• Entries taken from a collection:
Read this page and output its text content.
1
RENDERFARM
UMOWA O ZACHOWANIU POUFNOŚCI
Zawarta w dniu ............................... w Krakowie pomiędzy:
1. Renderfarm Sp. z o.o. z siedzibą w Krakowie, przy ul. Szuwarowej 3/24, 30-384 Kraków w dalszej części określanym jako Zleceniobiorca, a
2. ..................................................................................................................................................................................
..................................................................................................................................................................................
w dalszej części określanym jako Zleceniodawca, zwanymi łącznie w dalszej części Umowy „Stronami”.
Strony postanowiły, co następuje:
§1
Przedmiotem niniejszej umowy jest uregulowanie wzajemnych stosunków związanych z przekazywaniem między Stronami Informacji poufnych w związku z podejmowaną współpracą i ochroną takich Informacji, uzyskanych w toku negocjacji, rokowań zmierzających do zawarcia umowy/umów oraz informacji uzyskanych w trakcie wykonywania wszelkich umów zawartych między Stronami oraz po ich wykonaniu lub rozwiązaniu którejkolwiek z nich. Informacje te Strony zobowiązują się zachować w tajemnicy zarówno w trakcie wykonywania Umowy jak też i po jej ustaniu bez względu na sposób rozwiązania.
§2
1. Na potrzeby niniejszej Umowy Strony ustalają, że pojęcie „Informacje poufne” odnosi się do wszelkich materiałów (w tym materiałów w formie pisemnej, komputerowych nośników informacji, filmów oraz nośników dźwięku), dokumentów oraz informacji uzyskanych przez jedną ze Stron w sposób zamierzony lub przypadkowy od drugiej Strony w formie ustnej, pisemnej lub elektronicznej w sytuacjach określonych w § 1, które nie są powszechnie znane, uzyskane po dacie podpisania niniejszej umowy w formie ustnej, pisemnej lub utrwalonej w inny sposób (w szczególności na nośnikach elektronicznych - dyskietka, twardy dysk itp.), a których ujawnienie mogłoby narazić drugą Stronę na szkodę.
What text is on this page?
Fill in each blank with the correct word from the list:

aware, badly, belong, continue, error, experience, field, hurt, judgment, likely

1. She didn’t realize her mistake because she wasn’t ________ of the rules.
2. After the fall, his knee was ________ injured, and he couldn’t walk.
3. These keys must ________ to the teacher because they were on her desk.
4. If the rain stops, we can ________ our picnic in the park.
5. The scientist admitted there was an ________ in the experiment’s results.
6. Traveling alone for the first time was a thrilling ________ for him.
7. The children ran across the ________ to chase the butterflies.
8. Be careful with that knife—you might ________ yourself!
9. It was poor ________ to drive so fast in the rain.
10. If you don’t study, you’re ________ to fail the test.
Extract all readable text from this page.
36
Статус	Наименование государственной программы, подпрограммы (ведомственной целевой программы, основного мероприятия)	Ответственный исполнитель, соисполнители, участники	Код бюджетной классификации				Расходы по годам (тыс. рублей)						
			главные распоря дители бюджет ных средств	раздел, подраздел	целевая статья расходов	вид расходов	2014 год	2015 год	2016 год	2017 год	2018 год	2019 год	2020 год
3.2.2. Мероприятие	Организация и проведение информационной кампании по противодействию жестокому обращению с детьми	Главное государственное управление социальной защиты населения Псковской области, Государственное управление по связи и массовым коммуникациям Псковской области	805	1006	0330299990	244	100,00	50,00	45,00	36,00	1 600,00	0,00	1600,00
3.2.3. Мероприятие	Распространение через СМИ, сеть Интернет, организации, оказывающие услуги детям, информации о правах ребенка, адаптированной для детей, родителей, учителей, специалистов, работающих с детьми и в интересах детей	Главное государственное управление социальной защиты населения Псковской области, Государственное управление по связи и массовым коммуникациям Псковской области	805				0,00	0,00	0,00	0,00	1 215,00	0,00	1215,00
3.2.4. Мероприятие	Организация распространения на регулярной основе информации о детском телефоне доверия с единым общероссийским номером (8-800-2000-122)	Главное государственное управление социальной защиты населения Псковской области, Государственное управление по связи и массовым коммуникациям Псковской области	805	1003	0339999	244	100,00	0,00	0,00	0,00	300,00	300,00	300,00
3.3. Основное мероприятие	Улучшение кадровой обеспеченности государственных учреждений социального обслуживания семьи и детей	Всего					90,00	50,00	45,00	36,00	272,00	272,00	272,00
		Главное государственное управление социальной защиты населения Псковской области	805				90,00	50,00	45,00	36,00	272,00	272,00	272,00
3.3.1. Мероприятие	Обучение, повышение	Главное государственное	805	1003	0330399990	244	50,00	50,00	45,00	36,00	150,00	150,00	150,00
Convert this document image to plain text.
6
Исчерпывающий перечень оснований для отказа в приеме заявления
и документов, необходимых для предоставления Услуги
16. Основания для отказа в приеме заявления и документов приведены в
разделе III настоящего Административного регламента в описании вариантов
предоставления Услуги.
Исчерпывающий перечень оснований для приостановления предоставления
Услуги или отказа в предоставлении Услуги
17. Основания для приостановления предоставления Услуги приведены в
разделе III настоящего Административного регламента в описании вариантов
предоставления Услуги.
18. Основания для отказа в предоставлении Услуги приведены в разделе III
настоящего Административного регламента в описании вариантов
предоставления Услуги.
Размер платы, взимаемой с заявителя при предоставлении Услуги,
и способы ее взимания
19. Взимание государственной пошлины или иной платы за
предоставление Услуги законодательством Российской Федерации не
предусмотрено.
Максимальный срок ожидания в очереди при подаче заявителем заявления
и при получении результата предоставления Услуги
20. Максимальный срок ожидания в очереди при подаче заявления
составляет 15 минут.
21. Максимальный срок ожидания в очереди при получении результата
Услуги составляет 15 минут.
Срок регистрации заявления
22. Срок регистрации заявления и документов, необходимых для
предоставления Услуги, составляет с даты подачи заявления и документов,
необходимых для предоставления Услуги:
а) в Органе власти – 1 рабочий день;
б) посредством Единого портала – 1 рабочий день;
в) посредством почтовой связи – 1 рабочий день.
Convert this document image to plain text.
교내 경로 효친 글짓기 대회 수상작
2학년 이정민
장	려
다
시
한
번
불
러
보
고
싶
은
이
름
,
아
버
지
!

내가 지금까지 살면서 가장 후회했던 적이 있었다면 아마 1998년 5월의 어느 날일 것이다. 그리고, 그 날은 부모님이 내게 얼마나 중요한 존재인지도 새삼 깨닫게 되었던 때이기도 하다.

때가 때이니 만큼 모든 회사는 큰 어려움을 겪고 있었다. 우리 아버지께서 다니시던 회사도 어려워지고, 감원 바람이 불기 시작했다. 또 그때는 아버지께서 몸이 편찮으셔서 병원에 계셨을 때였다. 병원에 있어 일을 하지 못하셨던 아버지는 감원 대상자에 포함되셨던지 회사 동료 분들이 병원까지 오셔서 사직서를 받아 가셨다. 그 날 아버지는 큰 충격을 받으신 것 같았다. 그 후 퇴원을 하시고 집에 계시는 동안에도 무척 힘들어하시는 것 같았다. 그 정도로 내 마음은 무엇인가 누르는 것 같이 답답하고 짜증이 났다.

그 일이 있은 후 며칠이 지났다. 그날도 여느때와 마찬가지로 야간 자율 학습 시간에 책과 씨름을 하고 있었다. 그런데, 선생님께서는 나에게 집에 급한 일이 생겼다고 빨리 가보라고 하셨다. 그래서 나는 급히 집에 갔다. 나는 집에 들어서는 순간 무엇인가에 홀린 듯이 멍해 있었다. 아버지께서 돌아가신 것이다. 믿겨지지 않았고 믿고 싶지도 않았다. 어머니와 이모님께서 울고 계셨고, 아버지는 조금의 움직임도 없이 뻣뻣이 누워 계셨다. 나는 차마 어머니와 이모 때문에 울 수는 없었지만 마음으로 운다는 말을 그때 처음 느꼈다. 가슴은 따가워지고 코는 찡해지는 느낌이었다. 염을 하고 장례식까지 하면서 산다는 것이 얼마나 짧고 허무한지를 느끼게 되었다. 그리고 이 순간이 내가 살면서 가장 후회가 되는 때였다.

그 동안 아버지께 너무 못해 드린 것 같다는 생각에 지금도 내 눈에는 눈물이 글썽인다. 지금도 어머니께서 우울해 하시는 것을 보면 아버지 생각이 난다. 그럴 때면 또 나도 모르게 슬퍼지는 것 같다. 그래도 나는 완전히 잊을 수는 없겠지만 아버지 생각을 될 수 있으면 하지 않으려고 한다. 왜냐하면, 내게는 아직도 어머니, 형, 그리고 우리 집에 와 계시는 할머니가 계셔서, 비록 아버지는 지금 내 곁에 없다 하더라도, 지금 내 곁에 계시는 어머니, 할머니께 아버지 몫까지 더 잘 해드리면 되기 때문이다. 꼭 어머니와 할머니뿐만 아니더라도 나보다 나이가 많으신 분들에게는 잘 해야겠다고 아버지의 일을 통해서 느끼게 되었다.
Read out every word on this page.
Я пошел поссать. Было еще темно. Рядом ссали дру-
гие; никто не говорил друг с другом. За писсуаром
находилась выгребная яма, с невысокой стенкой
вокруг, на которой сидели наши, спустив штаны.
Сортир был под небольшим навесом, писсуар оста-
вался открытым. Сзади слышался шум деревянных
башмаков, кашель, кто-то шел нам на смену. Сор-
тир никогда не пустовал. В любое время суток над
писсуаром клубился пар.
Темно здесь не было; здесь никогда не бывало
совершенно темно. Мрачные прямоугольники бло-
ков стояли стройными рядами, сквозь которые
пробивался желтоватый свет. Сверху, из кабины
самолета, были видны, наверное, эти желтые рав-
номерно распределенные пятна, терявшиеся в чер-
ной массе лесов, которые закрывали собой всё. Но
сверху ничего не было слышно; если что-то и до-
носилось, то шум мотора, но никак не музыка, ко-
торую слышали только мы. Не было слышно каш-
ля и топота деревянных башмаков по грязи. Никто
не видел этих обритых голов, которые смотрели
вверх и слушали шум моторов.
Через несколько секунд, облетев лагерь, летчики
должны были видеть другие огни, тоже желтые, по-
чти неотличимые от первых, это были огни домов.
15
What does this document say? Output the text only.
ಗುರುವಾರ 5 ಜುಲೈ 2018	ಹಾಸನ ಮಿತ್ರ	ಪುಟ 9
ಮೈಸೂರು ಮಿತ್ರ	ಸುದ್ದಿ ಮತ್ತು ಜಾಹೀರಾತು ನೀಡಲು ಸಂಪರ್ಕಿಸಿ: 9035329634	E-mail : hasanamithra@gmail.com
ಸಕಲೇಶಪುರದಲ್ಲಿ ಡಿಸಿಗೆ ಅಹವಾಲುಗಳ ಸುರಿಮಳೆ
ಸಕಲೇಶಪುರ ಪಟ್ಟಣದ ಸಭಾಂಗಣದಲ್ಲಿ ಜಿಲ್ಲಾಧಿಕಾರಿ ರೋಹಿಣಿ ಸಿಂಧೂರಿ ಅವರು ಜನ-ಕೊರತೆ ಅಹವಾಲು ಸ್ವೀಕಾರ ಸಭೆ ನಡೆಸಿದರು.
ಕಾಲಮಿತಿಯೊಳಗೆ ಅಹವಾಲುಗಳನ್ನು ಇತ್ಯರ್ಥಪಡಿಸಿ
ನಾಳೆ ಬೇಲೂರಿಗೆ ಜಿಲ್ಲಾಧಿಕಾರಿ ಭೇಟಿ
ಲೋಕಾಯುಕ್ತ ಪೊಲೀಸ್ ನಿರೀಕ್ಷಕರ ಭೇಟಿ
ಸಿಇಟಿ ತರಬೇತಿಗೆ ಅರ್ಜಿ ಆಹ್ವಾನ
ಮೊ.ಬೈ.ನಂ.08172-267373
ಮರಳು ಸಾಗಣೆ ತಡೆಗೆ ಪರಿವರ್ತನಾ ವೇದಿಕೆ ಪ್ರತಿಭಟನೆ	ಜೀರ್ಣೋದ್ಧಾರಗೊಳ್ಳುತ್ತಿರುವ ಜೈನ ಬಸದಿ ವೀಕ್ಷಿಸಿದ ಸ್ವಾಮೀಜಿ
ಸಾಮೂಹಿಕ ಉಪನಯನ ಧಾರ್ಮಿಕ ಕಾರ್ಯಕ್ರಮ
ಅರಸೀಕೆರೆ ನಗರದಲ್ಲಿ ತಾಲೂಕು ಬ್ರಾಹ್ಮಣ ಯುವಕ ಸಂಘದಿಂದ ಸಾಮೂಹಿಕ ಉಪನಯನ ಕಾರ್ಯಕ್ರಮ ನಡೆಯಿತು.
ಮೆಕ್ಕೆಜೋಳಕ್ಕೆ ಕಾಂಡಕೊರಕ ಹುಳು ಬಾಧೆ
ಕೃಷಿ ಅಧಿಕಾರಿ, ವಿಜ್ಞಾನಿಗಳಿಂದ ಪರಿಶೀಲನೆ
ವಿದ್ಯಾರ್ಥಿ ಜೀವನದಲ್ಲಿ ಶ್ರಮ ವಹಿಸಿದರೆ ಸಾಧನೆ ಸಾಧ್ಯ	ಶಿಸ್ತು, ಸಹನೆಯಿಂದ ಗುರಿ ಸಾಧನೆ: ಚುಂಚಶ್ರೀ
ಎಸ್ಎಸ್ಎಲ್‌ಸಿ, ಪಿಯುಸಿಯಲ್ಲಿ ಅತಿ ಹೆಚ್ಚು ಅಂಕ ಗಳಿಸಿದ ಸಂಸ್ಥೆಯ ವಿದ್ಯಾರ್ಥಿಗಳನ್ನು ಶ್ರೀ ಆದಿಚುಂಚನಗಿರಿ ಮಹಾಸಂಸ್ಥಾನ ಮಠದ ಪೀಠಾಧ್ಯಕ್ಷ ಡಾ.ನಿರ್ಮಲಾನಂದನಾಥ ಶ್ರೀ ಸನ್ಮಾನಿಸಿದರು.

• Given exercise:
State the number of lines in the records that contain the string "Основания", and nothing more.

• Written response:
3